* _Spatial annotation records_
▶
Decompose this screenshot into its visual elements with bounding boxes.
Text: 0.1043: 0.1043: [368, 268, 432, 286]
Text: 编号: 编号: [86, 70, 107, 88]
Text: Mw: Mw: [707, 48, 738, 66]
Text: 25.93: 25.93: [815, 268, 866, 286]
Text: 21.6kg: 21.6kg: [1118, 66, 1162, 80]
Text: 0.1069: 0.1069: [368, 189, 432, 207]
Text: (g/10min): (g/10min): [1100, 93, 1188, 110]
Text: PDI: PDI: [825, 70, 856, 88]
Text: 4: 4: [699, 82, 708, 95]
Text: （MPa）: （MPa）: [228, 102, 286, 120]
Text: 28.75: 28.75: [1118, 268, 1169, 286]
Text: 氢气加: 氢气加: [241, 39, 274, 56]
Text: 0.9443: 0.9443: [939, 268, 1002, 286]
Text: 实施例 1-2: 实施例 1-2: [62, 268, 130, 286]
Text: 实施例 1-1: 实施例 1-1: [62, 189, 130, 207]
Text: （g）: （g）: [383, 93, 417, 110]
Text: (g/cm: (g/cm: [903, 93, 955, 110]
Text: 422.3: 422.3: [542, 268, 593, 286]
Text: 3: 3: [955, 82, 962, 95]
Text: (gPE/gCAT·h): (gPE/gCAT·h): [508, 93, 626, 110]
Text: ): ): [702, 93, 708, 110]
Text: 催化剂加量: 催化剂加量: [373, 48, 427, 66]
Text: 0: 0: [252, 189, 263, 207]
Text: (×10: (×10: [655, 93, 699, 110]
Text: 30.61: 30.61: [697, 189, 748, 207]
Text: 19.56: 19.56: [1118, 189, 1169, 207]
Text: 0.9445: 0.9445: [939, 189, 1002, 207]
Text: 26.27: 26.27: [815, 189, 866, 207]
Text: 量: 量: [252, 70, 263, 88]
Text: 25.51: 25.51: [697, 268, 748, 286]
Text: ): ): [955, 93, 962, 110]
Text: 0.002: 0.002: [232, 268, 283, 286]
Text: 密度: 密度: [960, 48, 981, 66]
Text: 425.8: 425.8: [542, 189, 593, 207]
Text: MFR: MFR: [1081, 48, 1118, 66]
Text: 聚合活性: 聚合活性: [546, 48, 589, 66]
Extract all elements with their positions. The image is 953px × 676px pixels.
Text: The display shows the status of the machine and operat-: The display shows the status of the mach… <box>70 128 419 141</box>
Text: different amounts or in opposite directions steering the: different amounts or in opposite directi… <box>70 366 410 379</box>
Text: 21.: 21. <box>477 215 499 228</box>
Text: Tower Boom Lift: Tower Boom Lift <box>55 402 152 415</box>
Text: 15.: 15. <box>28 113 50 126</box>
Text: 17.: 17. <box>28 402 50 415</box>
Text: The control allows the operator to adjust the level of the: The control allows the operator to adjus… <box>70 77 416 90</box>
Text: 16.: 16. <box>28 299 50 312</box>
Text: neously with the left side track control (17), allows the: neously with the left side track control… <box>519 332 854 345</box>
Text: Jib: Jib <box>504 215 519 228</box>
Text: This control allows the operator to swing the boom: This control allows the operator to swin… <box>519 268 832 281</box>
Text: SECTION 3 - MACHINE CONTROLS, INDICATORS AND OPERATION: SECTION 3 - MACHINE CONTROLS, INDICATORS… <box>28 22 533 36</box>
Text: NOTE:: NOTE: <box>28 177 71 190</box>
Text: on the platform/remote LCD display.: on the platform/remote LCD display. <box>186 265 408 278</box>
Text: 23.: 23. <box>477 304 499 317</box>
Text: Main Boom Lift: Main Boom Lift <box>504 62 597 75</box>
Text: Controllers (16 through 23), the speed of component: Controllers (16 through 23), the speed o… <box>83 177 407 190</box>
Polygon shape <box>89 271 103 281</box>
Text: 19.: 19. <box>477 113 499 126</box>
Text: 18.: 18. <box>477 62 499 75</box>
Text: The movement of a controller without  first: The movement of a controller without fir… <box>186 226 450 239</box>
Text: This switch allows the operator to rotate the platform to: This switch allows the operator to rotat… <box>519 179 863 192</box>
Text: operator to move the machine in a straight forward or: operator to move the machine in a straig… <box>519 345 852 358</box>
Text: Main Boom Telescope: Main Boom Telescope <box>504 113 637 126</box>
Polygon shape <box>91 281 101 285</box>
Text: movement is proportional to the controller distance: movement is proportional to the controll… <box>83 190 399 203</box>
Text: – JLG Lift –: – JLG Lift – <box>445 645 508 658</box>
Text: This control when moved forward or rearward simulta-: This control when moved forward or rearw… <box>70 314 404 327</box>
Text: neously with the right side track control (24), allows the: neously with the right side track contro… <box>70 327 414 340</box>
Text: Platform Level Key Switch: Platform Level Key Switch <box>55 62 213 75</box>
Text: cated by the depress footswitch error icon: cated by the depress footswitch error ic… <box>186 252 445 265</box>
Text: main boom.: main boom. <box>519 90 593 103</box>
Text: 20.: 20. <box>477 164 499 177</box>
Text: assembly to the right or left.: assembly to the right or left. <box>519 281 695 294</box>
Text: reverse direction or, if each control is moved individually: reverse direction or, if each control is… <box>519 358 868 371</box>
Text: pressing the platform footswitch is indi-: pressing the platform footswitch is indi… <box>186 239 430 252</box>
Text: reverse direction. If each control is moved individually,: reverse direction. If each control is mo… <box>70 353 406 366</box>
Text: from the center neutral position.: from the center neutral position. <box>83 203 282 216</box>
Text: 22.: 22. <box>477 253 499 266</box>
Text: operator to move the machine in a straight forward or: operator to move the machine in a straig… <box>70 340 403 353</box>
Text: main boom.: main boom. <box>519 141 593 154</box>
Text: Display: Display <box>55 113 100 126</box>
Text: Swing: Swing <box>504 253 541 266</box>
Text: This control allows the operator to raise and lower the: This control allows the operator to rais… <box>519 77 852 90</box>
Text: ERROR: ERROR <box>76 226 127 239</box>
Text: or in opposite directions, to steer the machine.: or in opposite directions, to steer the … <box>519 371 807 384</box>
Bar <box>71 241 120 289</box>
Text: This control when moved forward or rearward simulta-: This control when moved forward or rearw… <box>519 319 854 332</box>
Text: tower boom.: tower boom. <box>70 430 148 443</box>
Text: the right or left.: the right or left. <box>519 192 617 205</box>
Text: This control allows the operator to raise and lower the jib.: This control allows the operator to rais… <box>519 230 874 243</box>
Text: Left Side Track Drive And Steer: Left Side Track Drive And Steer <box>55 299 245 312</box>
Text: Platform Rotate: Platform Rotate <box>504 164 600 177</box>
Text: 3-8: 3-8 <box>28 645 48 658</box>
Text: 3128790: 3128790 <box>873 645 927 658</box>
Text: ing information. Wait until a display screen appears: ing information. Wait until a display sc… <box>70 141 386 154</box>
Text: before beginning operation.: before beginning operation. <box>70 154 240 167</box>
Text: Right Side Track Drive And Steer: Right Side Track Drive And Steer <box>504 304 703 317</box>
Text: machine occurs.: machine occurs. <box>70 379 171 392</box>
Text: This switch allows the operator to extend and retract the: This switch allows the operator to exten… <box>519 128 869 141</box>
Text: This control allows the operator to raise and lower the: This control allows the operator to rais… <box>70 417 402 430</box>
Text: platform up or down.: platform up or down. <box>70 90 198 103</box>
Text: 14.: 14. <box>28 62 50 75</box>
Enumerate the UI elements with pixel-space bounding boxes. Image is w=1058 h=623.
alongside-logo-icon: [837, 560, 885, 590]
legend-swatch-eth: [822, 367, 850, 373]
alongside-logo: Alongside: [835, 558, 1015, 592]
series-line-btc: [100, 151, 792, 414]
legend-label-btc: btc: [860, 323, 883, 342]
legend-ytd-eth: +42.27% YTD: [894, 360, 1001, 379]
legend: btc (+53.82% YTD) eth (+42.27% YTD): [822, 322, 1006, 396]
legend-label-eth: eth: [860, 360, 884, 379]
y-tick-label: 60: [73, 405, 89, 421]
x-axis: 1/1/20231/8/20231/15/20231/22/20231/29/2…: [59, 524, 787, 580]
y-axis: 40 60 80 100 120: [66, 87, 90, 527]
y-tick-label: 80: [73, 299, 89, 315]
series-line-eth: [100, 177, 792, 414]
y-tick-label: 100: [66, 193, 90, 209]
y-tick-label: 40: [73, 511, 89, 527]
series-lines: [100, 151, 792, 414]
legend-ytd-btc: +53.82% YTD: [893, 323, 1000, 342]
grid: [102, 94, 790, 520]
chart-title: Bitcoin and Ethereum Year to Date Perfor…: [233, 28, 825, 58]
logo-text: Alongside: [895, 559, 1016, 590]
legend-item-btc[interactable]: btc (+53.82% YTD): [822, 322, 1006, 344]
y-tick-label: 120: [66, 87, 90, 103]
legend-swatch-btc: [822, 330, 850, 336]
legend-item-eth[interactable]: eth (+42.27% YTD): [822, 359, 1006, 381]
◀
* _WHAT THE EXERCISE ASKS_
Present everything from the start of the material down through the line containing "Text: 19.56: 19.56: [1118, 189, 1169, 207]" as a Markdown table with the columns No. and Line, numbering each row and leaving out blank lines.

* _FINAL RESULT_
| No. | Line |
|---|---|
| 1 | Decompose this screenshot into its visual elements with bounding boxes. |
| 2 | Text: 0.1043: 0.1043: [368, 268, 432, 286] |
| 3 | Text: 编号: 编号: [86, 70, 107, 88] |
| 4 | Text: Mw: Mw: [707, 48, 738, 66] |
| 5 | Text: 25.93: 25.93: [815, 268, 866, 286] |
| 6 | Text: 21.6kg: 21.6kg: [1118, 66, 1162, 80] |
| 7 | Text: 0.1069: 0.1069: [368, 189, 432, 207] |
| 8 | Text: (g/10min): (g/10min): [1100, 93, 1188, 110] |
| 9 | Text: PDI: PDI: [825, 70, 856, 88] |
| 10 | Text: 4: 4: [699, 82, 708, 95] |
| 11 | Text: （MPa）: （MPa）: [228, 102, 286, 120] |
| 12 | Text: 28.75: 28.75: [1118, 268, 1169, 286] |
| 13 | Text: 氢气加: 氢气加: [241, 39, 274, 56] |
| 14 | Text: 0.9443: 0.9443: [939, 268, 1002, 286] |
| 15 | Text: 实施例 1-2: 实施例 1-2: [62, 268, 130, 286] |
| 16 | Text: 实施例 1-1: 实施例 1-1: [62, 189, 130, 207] |
| 17 | Text: （g）: （g）: [383, 93, 417, 110] |
| 18 | Text: (g/cm: (g/cm: [903, 93, 955, 110] |
| 19 | Text: 422.3: 422.3: [542, 268, 593, 286] |
| 20 | Text: 3: 3: [955, 82, 962, 95] |
| 21 | Text: (gPE/gCAT·h): (gPE/gCAT·h): [508, 93, 626, 110] |
| 22 | Text: ): ): [702, 93, 708, 110] |
| 23 | Text: 催化剂加量: 催化剂加量: [373, 48, 427, 66] |
| 24 | Text: 0: 0: [252, 189, 263, 207] |
| 25 | Text: (×10: (×10: [655, 93, 699, 110] |
| 26 | Text: 30.61: 30.61: [697, 189, 748, 207] |
| 27 | Text: 19.56: 19.56: [1118, 189, 1169, 207] |